__DO THIS__.
Check each line of the records below and collect those that include the word "horizontal".

__TASK DATA__.
* BEGIN *

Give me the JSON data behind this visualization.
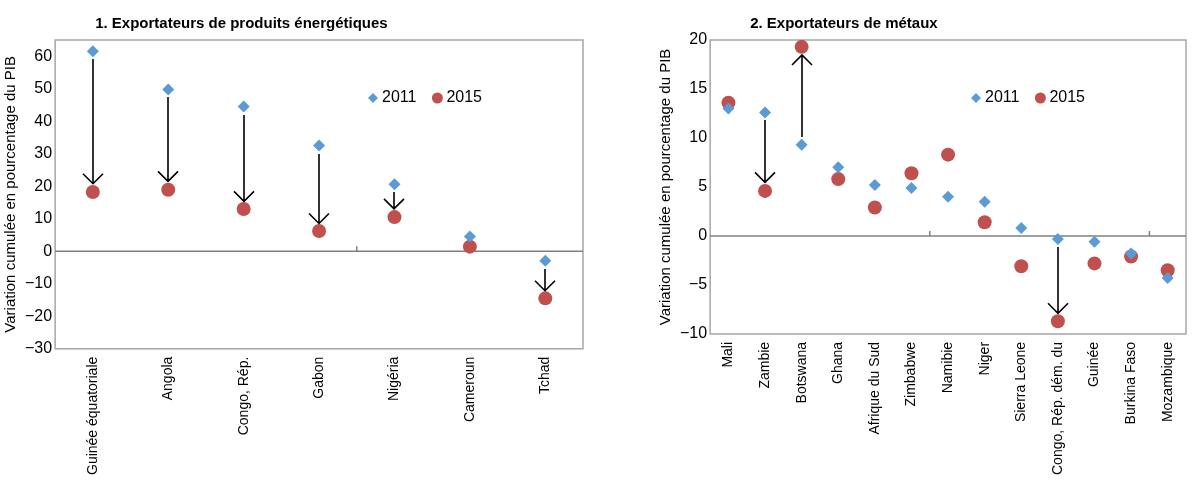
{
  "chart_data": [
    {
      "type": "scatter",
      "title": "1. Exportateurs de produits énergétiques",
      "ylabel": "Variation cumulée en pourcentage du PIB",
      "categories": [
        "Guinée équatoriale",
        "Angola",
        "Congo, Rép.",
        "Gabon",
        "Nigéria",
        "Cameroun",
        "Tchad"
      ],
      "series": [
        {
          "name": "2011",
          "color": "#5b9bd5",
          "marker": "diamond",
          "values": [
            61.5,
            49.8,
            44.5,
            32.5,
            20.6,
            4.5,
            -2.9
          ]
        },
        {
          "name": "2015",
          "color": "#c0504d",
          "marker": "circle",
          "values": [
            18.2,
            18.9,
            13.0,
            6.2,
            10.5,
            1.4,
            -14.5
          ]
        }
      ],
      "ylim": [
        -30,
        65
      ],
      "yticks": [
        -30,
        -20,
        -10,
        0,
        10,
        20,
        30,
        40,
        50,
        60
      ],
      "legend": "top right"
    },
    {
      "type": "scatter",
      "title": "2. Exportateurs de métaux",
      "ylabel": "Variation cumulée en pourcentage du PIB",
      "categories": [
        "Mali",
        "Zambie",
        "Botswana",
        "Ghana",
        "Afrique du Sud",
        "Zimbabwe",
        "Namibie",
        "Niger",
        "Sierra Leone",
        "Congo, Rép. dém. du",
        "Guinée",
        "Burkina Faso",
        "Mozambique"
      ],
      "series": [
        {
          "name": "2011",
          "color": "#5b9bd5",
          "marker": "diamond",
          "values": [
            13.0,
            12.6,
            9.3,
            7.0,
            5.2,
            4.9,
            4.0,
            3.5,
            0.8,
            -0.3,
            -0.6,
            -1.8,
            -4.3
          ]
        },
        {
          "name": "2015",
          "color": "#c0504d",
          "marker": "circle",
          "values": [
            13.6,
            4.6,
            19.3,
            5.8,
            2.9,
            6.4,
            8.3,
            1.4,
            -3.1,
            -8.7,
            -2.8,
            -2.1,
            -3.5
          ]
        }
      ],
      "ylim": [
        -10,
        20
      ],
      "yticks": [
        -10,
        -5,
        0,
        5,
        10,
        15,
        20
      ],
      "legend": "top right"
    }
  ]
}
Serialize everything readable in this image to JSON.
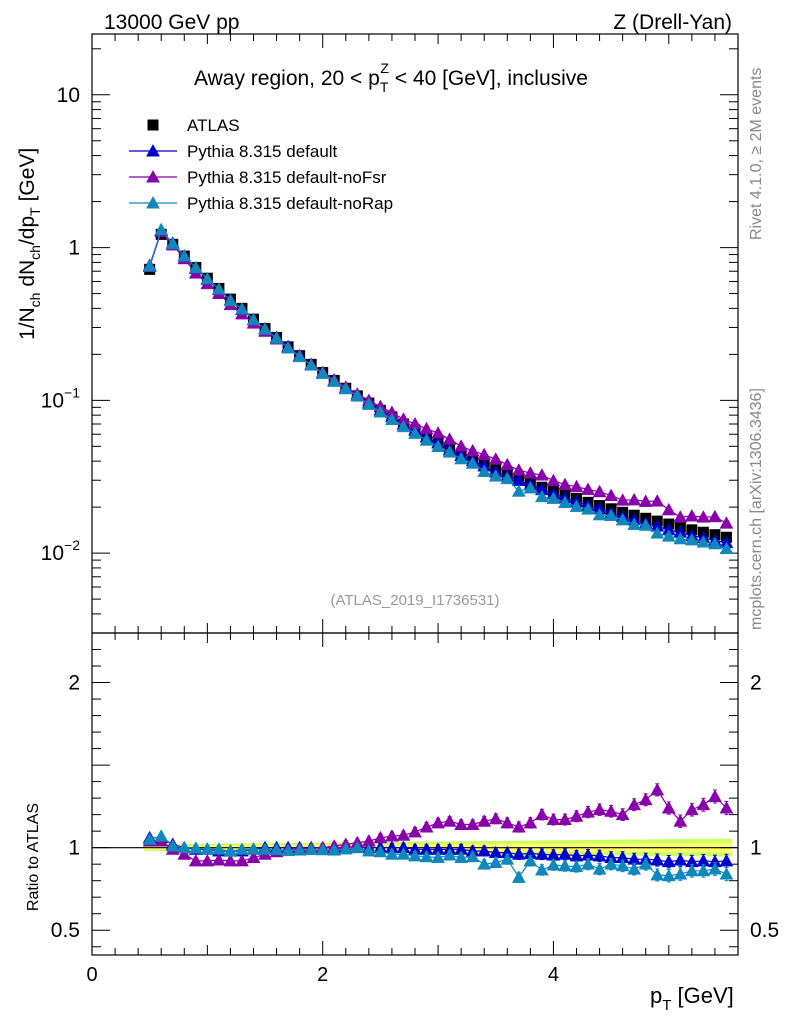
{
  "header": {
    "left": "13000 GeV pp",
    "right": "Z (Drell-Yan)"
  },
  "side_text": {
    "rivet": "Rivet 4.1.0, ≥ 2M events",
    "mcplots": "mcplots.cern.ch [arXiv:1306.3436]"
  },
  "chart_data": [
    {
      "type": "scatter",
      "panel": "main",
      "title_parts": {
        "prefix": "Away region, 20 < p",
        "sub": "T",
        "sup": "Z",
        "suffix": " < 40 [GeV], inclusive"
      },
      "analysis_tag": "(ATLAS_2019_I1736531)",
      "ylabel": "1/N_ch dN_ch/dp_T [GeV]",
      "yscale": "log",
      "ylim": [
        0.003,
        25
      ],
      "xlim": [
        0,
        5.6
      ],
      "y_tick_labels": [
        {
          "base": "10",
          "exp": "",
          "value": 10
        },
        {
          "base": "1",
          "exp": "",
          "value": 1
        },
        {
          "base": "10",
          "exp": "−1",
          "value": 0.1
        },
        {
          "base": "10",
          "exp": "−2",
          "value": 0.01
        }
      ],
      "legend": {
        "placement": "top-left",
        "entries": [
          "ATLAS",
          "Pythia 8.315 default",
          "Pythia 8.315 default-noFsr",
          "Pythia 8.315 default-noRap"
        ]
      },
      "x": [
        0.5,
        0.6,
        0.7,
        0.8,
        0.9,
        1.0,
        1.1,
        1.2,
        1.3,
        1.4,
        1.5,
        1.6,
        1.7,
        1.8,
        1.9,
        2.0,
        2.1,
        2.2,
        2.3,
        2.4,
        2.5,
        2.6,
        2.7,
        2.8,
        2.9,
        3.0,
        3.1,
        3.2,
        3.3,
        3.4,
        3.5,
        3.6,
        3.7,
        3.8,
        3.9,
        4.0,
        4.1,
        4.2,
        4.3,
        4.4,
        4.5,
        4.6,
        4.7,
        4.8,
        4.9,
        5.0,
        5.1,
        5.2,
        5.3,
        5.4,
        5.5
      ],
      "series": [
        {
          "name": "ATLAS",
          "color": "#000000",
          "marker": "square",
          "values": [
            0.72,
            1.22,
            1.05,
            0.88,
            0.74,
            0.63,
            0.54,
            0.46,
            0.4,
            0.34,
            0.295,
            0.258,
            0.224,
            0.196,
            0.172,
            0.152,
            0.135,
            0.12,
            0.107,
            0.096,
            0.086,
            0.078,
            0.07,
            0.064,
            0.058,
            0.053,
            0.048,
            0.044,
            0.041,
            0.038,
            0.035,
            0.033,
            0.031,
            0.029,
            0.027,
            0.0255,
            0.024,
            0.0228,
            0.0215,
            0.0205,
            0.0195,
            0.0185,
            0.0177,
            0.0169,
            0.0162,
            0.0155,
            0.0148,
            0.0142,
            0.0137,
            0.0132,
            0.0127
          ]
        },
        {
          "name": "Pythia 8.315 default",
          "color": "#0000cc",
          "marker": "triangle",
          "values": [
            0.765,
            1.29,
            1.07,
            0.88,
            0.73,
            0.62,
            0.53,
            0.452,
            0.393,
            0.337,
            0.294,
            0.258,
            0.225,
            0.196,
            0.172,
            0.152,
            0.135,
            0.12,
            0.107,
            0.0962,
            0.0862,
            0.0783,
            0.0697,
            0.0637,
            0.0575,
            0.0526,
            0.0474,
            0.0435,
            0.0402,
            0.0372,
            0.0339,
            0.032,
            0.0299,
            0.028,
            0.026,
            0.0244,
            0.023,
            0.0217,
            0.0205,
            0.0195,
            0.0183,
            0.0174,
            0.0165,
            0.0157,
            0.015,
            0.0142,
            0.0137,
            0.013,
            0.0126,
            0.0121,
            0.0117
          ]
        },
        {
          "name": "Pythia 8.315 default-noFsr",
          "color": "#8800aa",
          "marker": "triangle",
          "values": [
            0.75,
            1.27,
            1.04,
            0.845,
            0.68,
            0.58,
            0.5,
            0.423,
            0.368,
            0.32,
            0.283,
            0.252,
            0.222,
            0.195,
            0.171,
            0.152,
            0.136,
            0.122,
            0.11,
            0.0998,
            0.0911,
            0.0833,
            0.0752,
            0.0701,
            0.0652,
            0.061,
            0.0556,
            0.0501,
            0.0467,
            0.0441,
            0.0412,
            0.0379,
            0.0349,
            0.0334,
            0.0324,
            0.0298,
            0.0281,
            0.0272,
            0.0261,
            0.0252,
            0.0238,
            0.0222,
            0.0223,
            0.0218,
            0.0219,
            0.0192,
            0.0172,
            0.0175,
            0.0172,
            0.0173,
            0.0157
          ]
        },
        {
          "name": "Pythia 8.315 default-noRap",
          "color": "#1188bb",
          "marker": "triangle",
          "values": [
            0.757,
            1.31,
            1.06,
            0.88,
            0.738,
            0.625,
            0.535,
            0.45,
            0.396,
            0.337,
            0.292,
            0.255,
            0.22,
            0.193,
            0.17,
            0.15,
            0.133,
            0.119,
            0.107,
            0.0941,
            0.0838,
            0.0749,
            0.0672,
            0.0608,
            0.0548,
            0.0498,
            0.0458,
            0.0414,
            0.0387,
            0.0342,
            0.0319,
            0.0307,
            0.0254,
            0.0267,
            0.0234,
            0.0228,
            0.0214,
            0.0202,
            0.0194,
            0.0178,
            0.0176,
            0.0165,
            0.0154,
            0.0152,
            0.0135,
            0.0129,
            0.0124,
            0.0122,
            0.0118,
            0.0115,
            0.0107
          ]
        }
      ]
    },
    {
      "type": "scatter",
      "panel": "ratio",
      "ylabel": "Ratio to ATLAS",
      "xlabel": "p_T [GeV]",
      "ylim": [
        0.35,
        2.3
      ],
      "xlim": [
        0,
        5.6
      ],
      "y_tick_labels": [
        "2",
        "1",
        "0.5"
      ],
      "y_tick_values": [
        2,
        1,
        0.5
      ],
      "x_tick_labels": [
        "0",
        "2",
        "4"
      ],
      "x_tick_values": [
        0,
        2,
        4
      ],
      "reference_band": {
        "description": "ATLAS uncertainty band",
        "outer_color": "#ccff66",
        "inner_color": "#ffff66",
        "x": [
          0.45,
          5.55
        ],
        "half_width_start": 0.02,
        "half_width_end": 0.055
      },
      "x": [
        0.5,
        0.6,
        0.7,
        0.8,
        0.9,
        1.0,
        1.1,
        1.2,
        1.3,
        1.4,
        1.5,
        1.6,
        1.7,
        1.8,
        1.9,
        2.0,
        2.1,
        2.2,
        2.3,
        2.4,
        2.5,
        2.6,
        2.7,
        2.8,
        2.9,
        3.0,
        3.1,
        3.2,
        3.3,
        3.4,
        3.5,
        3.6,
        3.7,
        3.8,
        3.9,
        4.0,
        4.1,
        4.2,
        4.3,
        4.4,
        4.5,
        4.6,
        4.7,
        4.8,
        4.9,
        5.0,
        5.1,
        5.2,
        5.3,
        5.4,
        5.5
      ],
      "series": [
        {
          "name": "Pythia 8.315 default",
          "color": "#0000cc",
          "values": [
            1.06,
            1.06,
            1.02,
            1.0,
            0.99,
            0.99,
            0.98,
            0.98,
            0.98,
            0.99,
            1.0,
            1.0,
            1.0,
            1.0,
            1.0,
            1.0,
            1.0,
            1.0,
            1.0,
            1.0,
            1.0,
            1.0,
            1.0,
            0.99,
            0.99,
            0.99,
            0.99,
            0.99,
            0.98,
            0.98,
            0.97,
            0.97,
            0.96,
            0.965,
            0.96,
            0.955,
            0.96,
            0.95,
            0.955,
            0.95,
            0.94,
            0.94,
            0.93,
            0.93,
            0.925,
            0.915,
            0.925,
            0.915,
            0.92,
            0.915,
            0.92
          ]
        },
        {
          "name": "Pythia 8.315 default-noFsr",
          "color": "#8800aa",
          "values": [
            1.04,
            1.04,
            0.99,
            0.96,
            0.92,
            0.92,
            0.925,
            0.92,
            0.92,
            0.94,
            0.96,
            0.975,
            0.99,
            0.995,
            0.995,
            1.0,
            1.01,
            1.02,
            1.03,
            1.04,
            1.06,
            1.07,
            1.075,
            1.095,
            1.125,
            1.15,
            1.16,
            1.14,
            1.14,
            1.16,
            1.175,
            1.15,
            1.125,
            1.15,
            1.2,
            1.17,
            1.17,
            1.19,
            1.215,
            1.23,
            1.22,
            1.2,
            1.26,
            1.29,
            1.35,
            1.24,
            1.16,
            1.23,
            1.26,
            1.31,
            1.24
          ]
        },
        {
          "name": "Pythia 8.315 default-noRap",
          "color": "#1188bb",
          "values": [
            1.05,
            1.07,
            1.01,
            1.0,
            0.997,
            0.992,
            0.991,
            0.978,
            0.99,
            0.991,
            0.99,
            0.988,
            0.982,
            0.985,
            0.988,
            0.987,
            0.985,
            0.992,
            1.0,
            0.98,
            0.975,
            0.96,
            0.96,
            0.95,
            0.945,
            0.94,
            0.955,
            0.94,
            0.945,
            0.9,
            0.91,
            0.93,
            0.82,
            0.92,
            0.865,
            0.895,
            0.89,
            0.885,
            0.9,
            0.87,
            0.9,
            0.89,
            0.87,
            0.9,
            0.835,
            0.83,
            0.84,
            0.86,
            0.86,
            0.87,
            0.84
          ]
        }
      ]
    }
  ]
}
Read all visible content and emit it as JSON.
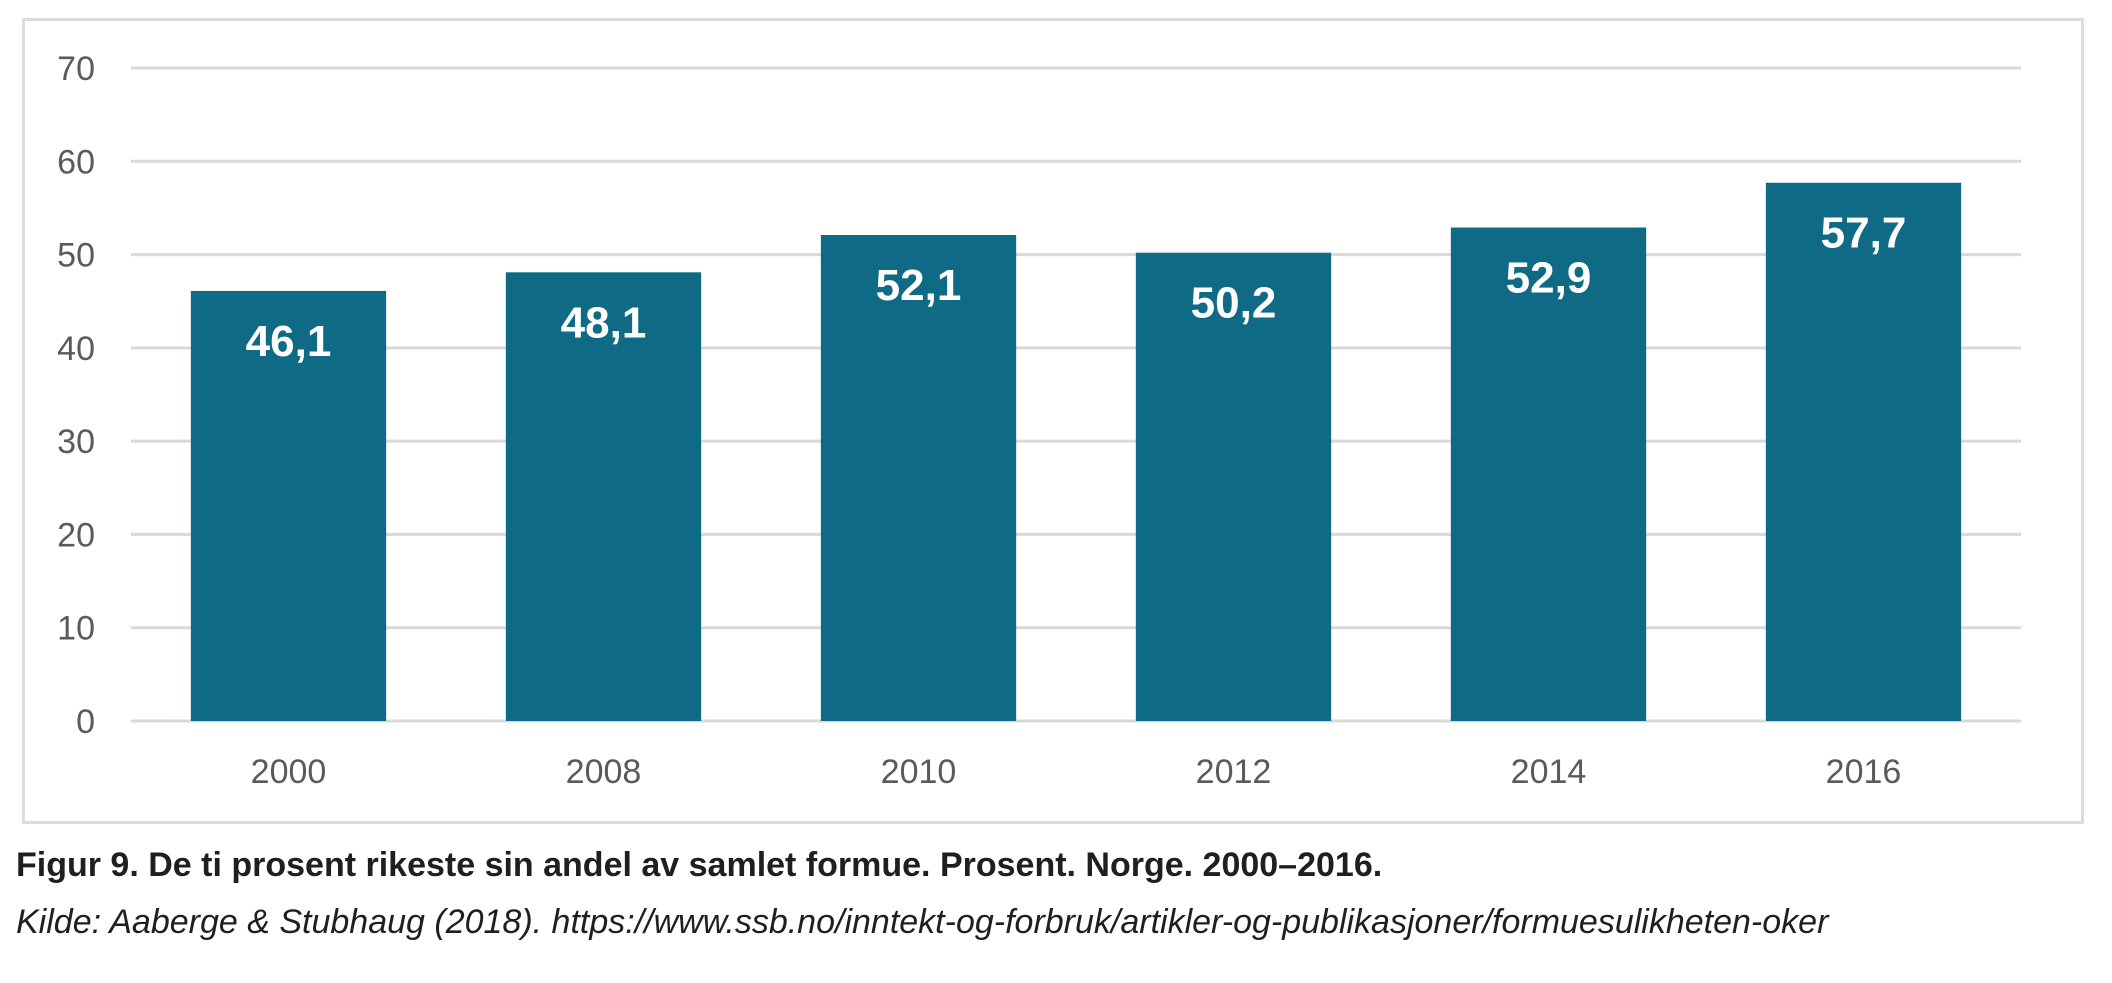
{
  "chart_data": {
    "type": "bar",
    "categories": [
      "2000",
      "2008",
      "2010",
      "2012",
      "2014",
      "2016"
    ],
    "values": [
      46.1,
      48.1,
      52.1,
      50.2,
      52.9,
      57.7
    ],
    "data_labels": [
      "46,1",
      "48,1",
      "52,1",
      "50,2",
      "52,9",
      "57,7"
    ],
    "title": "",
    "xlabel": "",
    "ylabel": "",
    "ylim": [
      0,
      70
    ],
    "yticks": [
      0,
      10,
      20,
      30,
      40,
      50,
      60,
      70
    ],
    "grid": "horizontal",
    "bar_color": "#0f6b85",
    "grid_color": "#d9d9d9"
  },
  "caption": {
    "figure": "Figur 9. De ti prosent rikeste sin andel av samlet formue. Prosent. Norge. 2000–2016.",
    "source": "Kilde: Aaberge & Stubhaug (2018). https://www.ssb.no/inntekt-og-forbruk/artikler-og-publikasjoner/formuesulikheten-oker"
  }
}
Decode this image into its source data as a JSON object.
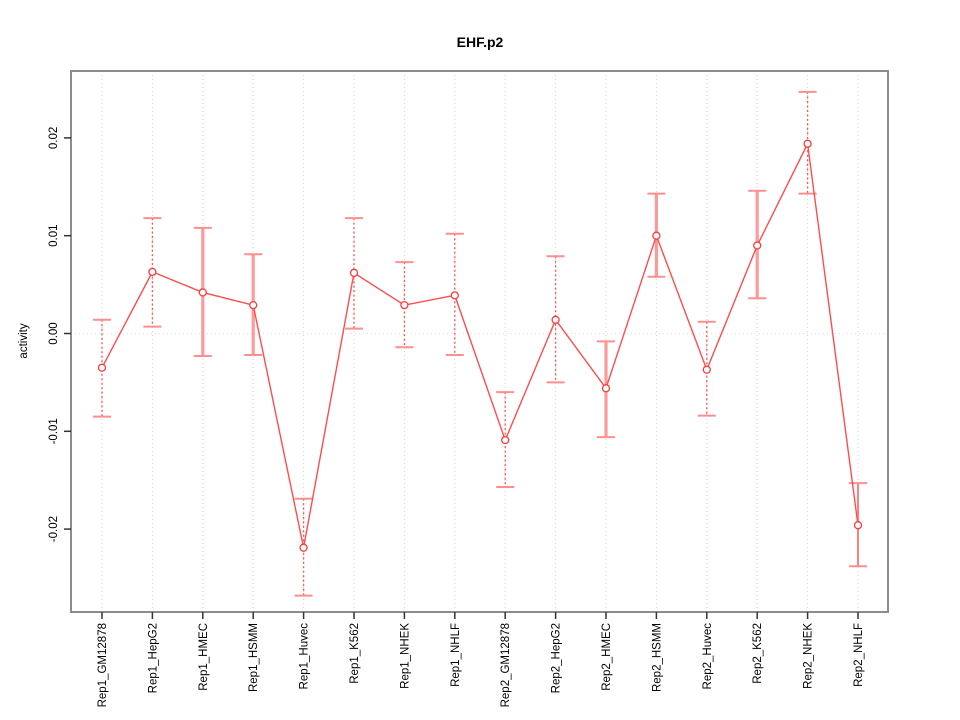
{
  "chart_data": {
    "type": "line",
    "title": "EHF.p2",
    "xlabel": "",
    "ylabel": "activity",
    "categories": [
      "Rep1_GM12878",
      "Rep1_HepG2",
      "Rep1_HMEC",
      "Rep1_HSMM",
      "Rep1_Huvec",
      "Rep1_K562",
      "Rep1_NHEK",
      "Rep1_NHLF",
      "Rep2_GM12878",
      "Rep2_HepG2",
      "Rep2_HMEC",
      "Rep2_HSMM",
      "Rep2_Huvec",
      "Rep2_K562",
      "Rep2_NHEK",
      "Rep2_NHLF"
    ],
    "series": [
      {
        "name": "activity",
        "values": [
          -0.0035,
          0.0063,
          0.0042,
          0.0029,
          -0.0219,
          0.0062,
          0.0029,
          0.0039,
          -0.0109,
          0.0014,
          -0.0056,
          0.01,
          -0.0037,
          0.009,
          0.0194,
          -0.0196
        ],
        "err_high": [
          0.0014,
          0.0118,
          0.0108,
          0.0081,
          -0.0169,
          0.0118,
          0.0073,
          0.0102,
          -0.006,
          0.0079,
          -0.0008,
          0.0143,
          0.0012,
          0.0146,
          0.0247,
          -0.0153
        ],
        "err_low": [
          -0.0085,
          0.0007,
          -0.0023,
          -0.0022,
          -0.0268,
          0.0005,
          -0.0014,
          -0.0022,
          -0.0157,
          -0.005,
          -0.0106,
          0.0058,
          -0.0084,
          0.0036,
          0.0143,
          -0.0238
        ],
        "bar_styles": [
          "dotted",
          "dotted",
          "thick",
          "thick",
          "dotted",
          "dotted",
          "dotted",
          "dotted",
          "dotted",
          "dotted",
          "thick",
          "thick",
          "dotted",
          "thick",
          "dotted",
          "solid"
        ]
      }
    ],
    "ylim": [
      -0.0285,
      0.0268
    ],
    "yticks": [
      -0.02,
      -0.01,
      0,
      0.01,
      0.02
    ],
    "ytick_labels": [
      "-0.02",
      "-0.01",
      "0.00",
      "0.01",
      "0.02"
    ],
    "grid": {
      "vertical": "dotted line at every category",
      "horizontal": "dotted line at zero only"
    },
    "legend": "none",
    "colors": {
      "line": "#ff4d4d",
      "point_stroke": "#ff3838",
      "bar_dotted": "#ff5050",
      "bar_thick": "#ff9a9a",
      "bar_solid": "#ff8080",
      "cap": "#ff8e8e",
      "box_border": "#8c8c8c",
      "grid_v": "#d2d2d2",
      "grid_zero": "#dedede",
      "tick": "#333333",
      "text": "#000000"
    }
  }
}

* END *

__SOLUTION__.
    "grid": "horizontal",
      "horizontal": "dotted line at zero only"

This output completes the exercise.